§ Task list:
**a.** Reproduce the entire blog post verbatim.
**b.** In the records, start at the line that has "news-item-date: 14-06 [205,662,240,676]" and end after the line that has "case-caption[interactable]: 鹰潭天虹 [392,721,522,740]". Rewrite only those lines, replacing "plugin-error-message" with "plugin-load-error" and leaving everything else unchanged.

═════ Article ═════

May 31, 2009
I'm back from my vacation and will have goodies to share from my journey soon. In the meantime, here is a little something I have been working on. The goal is to have pretty little labels for my spice jars. After I individually wrote each spice name and scanned it, I saw a lot of possibility for art pieces, so keep your eyes peeled for some colorful spice collages!
May 21, 2009
I'm headed out East to visit My Biggest Fan's family in Nashville, my own fam damily in Louisville, and to attend a dear friend's wedding in Washington D.C. It's going to be an action packed 10 days. My excitement leaked out of my pen through planner doodles. The planner that I use - and have consistently used since high school - is the August to August Calendar. There are no other planners that make me feel all warm and cozy inside.
There probably won't be any posts until I return. I bet I could post from anywhere if I had an iPhone ... stupid iPhone is so stupidly awesome.
Happy Memorial Day!
May 20, 2009
Note: This story has nothing to do with the drawing; please go to the Etsy link above to read more about the piece.
When I started high school, I headed directly to the Arts table and and drooled over all of the available classes for incoming freshman. My high school, Sacred Heart Academy, had an excellent art program called the 5-year program (the 5th year was the after school AP Painting class). My dad didn't let me sign up. I had to get my "important" classes out of the way.
Once Junior year rolled around, I had space in my schedule and signed up for the "first year" art class. I rocked it. I won every first place award at the art show at the end of the year. Senior year was a dream come true: I had so much room in my schedule that I took at least 8 art classes (we were on a semester system). Life was good.

═════ Records to process ═════

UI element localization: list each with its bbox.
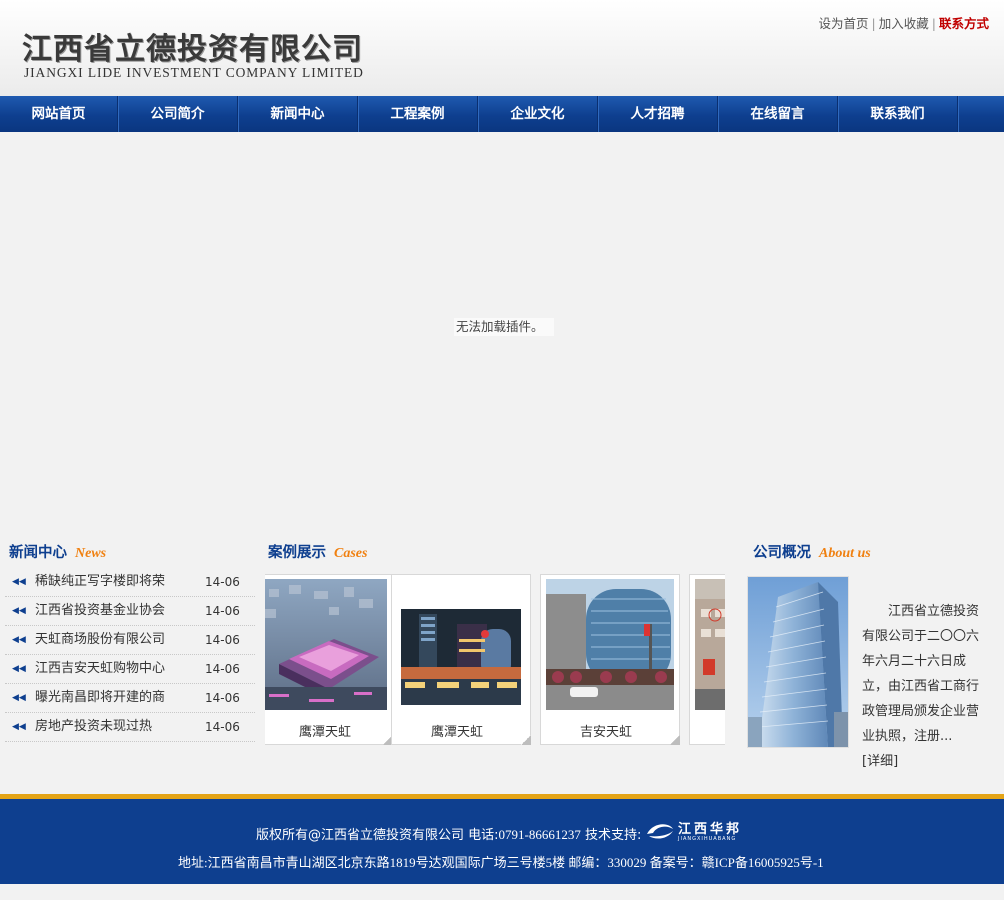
news-item-date: 14-06 [205,662,240,676]
site-footer: 版权所有@江西省立德投资有限公司 电话:0791-86661237 技术支持: … [0,799,1004,884]
page-fold-corner [521,735,531,745]
top-links: 设为首页 | 加入收藏 | 联系方式 [819,13,989,32]
nav-item-about[interactable]: 公司简介 [118,96,238,132]
plugin-error-message: 无法加载插件。 [454,318,554,336]
company-building-photo [747,576,849,748]
news-item-date: 14-06 [205,633,240,647]
case-caption[interactable]: 鹰潭天虹 [392,721,522,740]
support-logo-cn: 江西华邦 [678,822,743,837]
swirl-logo-icon [647,824,673,839]
case-caption[interactable]: 鹰潭天虹 [265,721,390,740]
page-bottom-margin [0,884,1004,900]
site-header: 江西省立德投资有限公司 JIANGXI LIDE INVESTMENT COMP… [0,0,1004,96]
double-arrow-left-icon: ◀◀ [12,606,26,616]
double-arrow-left-icon: ◀◀ [12,664,26,674]
case-photo[interactable] [397,579,525,710]
case-card[interactable]: 鹰潭天虹 [391,574,531,745]
set-home-link[interactable]: 设为首页 [819,16,869,31]
news-item-title[interactable]: 曝光南昌即将开建的商 [35,684,165,712]
case-card[interactable]: 鹰潭天虹 [265,574,393,745]
news-item-date: 14-06 [205,691,240,705]
add-favorite-link[interactable]: 加入收藏 [879,16,929,31]
double-arrow-left-icon: ◀◀ [12,635,26,645]
case-photo[interactable] [546,579,674,710]
logo-english: JIANGXI LIDE INVESTMENT COMPANY LIMITED [24,65,364,80]
cases-title-cn: 案例展示 [268,545,326,561]
separator: | [871,16,876,31]
about-title-en: About us [819,546,871,561]
copyright-text: 版权所有@江西省立德投资有限公司 电话: [256,828,499,843]
double-arrow-left-icon: ◀◀ [12,722,26,732]
about-summary: 江西省立德投资有限公司于二〇〇六年六月二十六日成立，由江西省工商行政管理局颁发企… [862,604,980,744]
nav-item-home[interactable]: 网站首页 [0,96,118,132]
double-arrow-left-icon: ◀◀ [12,577,26,587]
tech-support-logo[interactable]: 江西华邦 JIANGXIHUABANG [645,817,749,845]
news-list: ◀◀ 稀缺纯正写字楼即将荣 14-06 ◀◀ 江西省投资基金业协会 14-06 … [5,568,255,742]
news-item-date: 14-06 [205,575,240,589]
news-item-title[interactable]: 天虹商场股份有限公司 [35,626,165,654]
footer-address-line: 地址:江西省南昌市青山湖区北京东路1819号达观国际广场三号楼5楼 邮编：330… [178,855,824,870]
page-fold-corner [670,735,680,745]
news-item-title[interactable]: 稀缺纯正写字楼即将荣 [35,568,165,596]
case-photo[interactable] [265,579,387,710]
news-item[interactable]: ◀◀ 江西省投资基金业协会 14-06 [5,597,255,626]
logo-chinese[interactable]: 江西省立德投资有限公司 [22,24,363,68]
nav-item-contact[interactable]: 联系我们 [838,96,958,132]
news-item[interactable]: ◀◀ 曝光南昌即将开建的商 14-06 [5,684,255,713]
main-nav: 网站首页 公司简介 新闻中心 工程案例 企业文化 人才招聘 在线留言 联系我们 [0,96,1004,132]
nav-item-cases[interactable]: 工程案例 [358,96,478,132]
footer-copyright-line: 版权所有@江西省立德投资有限公司 电话:0791-86661237 技术支持: [256,824,641,843]
about-title-cn: 公司概况 [753,545,811,561]
cases-title-en: Cases [334,546,368,561]
news-item-title[interactable]: 房地产投资未现过热 [35,713,152,741]
news-item[interactable]: ◀◀ 天虹商场股份有限公司 14-06 [5,626,255,655]
case-card[interactable] [689,574,725,745]
news-item-title[interactable]: 江西吉安天虹购物中心 [35,655,165,683]
phone-number: 0791-86661237 [498,827,581,842]
news-item[interactable]: ◀◀ 房地产投资未现过热 14-06 [5,713,255,742]
case-photo[interactable] [695,579,725,710]
about-more-link[interactable]: [详细] [862,750,898,769]
case-caption[interactable]: 吉安天虹 [541,721,671,740]
news-title-en: News [75,546,107,561]
nav-item-culture[interactable]: 企业文化 [478,96,598,132]
separator: | [931,16,936,31]
news-item-title[interactable]: 江西省投资基金业协会 [35,597,165,625]
news-item[interactable]: ◀◀ 江西吉安天虹购物中心 14-06 [5,655,255,684]
cases-scroller: 鹰潭天虹 鹰潭天虹 吉安天虹 [265,574,725,746]
news-item-date: 14-06 [205,604,240,618]
support-label: 技术支持: [580,828,642,843]
support-logo-pinyin: JIANGXIHUABANG [678,836,737,842]
news-item[interactable]: ◀◀ 稀缺纯正写字楼即将荣 14-06 [5,568,255,597]
double-arrow-left-icon: ◀◀ [12,693,26,703]
nav-item-jobs[interactable]: 人才招聘 [598,96,718,132]
nav-item-message[interactable]: 在线留言 [718,96,838,132]
news-item-date: 14-06 [205,720,240,734]
news-section-title: 新闻中心 News [9,541,106,562]
cases-section-title: 案例展示 Cases [268,541,367,562]
news-title-cn: 新闻中心 [9,545,67,561]
flash-banner-area: 无法加载插件。 [0,132,1004,520]
about-section-title: 公司概况 About us [753,541,871,562]
contact-link[interactable]: 联系方式 [939,16,989,31]
nav-item-news[interactable]: 新闻中心 [238,96,358,132]
case-card[interactable]: 吉安天虹 [540,574,680,745]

═════

§ Worked solutions:
**a.**
May 31, 2009
I'm back from my vacation and will have goodies to share from my journey soon. In the meantime, here is a little something I have been working on. The goal is to have pretty little labels for my spice jars. After I individually wrote each spice name and scanned it, I saw a lot of possibility for art pieces, so keep your eyes peeled for some colorful spice collages!
May 21, 2009
I'm headed out East to visit My Biggest Fan's family in Nashville, my own fam damily in Louisville, and to attend a dear friend's wedding in Washington D.C. It's going to be an action packed 10 days. My excitement leaked out of my pen through planner doodles. The planner that I use - and have consistently used since high school - is the August to August Calendar. There are no other planners that make me feel all warm and cozy inside.
There probably won't be any posts until I return. I bet I could post from anywhere if I had an iPhone ... stupid iPhone is so stupidly awesome.
Happy Memorial Day!
May 20, 2009
Note: This story has nothing to do with the drawing; please go to the Etsy link above to read more about the piece.
When I started high school, I headed directly to the Arts table and and drooled over all of the available classes for incoming freshman. My high school, Sacred Heart Academy, had an excellent art program called the 5-year program (the 5th year was the after school AP Painting class). My dad didn't let me sign up. I had to get my "important" classes out of the way.
Once Junior year rolled around, I had space in my schedule and signed up for the "first year" art class. I rocked it. I won every first place award at the art show at the end of the year. Senior year was a dream come true: I had so much room in my schedule that I took at least 8 art classes (we were on a semester system). Life was good.

**b.**
news-item-date: 14-06 [205,662,240,676]
site-footer: 版权所有@江西省立德投资有限公司 电话:0791-86661237 技术支持: … [0,799,1004,884]
page-fold-corner [521,735,531,745]
top-links: 设为首页 | 加入收藏 | 联系方式 [819,13,989,32]
nav-item-about[interactable]: 公司简介 [118,96,238,132]
plugin-load-error: 无法加载插件。 [454,318,554,336]
company-building-photo [747,576,849,748]
news-item-date: 14-06 [205,633,240,647]
case-caption[interactable]: 鹰潭天虹 [392,721,522,740]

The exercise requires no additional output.